REQUIREMENT 1 - Please copy the records word for word, starting at their first line and ending at the line that contains "fuse block underhood", including both of those lines.

TEXT TO READ -
Laird Stewart

Notes on Bayes’ rule

Consider a rectangular dartboard with two circles A and B drawn on it. A monkey is throwing darts at the board, and they fall randomly within it. The probability that the dart falls within the circle labeled A is its area divided by the area of the rectangle, 20/100=0.2. Now imagine you’re facing the other way and the money throws the dart. The bartender tells you it landed in B. What is the probability it also landed in A (i.e., in the purple intersection)? It’s hopefully intuitive this is the area of the purple section divided by the red section, 4/12=0.33.

EXTRACTED INFORMATION -

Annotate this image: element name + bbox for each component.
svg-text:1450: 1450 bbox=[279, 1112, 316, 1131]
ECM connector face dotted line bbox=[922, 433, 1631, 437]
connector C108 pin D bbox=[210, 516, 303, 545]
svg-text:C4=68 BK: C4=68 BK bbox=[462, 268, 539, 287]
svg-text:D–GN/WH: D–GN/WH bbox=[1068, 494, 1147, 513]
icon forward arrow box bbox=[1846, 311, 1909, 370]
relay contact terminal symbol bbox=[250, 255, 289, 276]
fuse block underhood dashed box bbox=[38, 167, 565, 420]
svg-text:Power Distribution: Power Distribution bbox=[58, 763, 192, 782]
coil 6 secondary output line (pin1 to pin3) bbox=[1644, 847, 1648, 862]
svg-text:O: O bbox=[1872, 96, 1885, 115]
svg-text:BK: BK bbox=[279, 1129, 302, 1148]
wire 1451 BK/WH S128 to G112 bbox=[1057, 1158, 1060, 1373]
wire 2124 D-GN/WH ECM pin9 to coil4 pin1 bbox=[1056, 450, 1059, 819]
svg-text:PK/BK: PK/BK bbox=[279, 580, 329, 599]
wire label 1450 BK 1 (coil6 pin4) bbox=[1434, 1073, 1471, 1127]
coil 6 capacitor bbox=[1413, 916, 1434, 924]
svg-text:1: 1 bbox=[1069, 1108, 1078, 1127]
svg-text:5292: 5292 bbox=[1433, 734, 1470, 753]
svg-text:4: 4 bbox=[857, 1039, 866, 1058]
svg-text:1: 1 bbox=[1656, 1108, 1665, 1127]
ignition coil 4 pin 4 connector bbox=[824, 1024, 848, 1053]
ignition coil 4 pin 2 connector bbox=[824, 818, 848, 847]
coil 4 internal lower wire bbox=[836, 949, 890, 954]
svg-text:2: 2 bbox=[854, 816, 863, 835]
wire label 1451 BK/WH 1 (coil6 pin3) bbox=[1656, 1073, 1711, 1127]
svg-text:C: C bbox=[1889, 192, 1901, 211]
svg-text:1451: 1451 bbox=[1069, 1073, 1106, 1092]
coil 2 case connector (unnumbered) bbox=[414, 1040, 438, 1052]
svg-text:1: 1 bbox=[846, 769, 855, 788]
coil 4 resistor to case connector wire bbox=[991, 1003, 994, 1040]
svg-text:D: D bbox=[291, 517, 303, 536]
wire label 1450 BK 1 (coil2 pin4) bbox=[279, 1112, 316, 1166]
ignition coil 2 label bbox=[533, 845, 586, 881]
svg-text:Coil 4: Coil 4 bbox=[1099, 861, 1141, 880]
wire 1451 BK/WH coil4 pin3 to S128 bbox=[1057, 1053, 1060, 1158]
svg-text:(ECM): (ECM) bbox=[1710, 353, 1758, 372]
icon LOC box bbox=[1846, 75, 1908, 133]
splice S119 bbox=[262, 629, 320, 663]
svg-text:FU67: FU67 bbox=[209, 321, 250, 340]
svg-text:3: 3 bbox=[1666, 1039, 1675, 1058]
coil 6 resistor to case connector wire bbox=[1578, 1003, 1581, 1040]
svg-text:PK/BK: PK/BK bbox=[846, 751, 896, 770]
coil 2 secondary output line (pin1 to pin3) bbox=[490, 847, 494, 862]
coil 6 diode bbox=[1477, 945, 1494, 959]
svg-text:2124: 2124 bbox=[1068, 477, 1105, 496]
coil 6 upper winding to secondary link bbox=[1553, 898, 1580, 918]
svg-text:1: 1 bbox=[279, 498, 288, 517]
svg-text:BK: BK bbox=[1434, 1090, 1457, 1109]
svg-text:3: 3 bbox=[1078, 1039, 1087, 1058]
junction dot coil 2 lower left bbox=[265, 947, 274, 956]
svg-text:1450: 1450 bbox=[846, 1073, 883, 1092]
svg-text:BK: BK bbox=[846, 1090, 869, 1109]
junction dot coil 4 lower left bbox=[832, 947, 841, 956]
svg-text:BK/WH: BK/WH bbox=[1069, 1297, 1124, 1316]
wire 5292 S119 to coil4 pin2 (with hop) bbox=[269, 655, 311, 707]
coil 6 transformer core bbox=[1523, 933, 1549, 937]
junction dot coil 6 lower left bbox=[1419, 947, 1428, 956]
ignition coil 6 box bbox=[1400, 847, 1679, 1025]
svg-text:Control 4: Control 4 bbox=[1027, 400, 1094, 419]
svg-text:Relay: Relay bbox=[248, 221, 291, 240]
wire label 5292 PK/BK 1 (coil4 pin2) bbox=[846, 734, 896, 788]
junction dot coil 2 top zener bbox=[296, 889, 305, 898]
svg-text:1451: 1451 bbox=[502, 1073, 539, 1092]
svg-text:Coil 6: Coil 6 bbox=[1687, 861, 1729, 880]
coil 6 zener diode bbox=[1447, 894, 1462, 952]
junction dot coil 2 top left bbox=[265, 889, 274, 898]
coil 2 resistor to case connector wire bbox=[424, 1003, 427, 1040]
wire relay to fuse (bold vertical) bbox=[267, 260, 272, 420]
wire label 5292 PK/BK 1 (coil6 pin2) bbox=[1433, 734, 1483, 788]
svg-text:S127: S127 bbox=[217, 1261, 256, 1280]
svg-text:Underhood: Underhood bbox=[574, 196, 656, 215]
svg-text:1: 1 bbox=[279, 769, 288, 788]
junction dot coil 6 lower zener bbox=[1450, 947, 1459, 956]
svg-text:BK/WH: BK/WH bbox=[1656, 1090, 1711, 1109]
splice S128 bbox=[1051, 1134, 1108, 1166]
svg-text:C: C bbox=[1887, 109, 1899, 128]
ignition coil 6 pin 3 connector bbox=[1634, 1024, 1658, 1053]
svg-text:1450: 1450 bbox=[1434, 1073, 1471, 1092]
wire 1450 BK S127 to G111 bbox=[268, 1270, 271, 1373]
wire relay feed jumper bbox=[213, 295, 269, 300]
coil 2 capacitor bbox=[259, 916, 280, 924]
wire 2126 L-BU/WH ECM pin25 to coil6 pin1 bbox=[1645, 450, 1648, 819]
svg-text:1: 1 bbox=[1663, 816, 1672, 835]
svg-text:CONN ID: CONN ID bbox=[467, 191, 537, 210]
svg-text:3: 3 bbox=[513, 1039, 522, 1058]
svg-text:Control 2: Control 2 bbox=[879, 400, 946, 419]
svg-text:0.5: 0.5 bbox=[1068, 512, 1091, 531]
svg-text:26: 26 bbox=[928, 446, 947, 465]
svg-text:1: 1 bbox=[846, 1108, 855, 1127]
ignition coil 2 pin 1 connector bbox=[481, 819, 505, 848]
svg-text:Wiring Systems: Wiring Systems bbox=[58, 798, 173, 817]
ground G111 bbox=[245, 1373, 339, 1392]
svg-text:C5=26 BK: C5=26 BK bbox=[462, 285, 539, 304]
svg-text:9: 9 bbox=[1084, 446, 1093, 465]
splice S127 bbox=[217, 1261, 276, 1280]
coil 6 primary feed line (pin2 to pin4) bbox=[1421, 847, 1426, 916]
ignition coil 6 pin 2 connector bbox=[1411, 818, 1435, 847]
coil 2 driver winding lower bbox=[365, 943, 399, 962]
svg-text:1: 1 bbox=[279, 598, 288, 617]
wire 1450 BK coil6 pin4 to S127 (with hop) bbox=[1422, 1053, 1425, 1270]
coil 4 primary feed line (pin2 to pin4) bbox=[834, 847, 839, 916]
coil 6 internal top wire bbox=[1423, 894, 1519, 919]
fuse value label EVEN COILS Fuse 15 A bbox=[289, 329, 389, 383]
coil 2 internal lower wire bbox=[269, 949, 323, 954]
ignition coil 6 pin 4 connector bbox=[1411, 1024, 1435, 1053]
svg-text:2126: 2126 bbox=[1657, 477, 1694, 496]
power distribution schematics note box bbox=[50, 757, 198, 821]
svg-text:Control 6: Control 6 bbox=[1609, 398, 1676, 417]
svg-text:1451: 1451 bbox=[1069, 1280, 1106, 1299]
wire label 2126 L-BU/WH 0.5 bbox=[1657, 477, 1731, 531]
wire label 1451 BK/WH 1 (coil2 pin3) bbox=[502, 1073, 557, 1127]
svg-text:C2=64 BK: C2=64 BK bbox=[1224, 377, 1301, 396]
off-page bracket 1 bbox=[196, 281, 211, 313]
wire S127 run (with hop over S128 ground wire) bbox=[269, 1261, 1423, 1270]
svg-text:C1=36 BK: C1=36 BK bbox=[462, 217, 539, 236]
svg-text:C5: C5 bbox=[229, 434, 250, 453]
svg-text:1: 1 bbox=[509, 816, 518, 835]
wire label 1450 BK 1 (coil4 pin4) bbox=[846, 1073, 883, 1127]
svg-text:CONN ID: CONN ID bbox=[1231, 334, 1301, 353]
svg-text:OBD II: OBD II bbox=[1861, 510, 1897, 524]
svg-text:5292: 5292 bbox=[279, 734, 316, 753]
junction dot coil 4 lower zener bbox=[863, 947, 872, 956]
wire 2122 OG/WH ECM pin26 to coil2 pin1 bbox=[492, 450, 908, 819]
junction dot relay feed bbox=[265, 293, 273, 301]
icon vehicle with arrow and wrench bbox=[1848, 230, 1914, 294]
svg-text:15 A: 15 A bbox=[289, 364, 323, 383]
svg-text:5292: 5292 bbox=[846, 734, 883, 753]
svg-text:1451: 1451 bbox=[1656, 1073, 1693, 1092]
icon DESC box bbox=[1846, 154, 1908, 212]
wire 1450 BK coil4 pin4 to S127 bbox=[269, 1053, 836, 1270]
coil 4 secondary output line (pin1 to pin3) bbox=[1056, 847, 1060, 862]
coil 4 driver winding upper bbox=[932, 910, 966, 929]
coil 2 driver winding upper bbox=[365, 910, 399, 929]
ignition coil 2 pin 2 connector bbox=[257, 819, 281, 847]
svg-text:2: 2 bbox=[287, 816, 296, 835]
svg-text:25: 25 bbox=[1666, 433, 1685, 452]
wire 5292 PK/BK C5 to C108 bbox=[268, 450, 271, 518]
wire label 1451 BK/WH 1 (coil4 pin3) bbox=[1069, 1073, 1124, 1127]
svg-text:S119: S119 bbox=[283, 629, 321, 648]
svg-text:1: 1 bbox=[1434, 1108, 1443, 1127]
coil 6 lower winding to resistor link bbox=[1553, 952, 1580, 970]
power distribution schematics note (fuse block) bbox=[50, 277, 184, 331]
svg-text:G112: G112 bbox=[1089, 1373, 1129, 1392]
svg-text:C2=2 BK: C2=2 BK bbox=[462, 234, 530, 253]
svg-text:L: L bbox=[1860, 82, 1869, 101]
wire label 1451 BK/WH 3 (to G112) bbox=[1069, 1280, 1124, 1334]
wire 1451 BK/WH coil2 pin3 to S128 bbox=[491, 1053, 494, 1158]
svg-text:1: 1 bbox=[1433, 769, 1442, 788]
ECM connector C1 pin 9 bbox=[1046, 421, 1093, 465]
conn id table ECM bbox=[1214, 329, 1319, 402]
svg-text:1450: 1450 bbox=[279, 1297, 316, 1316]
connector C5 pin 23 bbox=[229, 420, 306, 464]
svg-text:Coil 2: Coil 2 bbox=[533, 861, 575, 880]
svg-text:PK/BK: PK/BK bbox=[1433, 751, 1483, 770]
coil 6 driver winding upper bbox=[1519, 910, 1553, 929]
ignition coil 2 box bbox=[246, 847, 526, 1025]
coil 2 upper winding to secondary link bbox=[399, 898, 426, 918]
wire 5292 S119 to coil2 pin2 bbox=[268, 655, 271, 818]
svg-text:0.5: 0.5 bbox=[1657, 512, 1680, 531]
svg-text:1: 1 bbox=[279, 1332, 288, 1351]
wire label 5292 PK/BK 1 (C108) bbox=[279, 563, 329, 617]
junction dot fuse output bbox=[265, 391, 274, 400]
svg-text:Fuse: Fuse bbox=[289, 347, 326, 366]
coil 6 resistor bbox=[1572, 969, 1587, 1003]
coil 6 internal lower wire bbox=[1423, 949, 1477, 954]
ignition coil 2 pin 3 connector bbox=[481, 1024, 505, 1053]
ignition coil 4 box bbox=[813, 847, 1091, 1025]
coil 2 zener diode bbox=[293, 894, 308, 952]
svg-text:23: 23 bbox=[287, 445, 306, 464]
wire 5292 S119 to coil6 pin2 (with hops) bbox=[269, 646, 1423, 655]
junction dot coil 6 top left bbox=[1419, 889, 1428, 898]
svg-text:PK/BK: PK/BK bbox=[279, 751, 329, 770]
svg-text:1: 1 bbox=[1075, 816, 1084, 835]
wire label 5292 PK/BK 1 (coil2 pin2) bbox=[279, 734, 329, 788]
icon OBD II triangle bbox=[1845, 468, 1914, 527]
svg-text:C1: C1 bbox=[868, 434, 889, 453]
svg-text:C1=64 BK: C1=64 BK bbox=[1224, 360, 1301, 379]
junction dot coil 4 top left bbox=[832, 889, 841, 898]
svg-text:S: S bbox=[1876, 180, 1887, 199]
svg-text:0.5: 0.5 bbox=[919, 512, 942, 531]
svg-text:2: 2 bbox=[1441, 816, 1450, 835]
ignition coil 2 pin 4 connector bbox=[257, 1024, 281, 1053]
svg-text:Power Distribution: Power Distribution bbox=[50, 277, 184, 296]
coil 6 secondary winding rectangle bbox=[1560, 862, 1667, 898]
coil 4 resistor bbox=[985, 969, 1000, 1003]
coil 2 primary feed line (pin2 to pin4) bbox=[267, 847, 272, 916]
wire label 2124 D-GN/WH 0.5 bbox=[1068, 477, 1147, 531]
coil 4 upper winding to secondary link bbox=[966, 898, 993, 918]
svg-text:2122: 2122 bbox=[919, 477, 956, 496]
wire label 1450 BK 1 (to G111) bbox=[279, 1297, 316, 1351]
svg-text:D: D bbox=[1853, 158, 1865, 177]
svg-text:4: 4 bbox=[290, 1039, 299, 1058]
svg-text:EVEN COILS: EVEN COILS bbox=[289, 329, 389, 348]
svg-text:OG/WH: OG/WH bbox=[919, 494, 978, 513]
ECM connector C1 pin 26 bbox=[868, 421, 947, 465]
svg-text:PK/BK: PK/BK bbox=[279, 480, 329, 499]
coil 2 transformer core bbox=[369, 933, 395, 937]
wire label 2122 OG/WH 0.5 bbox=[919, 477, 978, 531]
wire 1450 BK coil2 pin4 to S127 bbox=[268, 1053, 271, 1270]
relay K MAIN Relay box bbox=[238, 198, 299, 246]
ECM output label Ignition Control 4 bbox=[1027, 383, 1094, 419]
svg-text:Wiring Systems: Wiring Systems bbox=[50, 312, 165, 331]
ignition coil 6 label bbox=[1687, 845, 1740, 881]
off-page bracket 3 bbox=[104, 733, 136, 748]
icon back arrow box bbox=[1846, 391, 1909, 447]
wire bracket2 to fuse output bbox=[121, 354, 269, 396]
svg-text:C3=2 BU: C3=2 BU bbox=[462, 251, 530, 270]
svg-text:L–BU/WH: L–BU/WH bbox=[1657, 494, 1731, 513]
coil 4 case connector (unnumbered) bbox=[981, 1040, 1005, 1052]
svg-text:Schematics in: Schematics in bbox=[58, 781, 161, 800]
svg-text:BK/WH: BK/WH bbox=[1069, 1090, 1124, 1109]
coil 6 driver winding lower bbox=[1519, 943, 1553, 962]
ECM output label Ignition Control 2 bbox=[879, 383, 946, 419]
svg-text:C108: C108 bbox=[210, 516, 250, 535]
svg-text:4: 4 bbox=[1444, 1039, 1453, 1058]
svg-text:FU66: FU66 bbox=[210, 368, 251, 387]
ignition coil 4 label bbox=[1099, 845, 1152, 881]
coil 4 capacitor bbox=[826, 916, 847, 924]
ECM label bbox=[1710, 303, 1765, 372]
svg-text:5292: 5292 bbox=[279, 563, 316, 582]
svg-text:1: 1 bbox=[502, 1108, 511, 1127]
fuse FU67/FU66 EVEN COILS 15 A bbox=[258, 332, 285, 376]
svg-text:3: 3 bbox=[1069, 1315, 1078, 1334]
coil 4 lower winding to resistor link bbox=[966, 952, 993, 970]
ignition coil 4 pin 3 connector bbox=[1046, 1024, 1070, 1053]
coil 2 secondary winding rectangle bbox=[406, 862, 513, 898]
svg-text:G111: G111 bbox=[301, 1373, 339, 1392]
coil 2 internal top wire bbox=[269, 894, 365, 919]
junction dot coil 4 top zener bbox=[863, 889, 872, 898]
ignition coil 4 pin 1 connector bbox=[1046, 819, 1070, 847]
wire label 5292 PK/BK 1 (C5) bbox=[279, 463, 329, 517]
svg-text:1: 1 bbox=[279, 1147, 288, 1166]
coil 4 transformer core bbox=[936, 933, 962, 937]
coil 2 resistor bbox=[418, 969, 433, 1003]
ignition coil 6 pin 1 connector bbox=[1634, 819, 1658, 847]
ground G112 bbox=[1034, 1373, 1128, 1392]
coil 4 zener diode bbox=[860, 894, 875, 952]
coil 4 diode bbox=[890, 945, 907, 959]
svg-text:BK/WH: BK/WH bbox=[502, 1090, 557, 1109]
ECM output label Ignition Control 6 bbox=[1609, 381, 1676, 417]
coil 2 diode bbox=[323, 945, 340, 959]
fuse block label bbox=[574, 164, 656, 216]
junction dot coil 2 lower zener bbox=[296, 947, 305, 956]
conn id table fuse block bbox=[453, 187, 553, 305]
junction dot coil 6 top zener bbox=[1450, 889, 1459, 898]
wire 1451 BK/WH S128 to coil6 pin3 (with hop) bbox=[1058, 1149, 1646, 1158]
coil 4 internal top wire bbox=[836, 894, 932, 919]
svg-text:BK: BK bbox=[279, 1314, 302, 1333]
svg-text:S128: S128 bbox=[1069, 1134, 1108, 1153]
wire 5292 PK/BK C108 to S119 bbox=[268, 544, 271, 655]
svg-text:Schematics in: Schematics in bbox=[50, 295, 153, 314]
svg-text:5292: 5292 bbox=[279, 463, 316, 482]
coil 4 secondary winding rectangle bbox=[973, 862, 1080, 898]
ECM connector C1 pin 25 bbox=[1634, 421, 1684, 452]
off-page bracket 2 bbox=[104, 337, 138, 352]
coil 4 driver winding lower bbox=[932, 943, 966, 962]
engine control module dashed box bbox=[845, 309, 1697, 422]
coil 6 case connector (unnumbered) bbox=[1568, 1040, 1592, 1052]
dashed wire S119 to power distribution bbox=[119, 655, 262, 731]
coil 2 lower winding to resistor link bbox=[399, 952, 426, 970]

REQUIREMENT 2 - According to the notes on Bayes' rule, what is the probability that the dart falls within circle A?

CORRECT RESULT 1 -
Annotate this image: element name + bbox for each component.
svg-text:1450: 1450 bbox=[279, 1112, 316, 1131]
ECM connector face dotted line bbox=[922, 433, 1631, 437]
connector C108 pin D bbox=[210, 516, 303, 545]
svg-text:C4=68 BK: C4=68 BK bbox=[462, 268, 539, 287]
svg-text:D–GN/WH: D–GN/WH bbox=[1068, 494, 1147, 513]
icon forward arrow box bbox=[1846, 311, 1909, 370]
relay contact terminal symbol bbox=[250, 255, 289, 276]
fuse block underhood dashed box bbox=[38, 167, 565, 420]

CORRECT RESULT 2 - 0.2, which is the area of circle A divided by the area of the rectangle (20/100).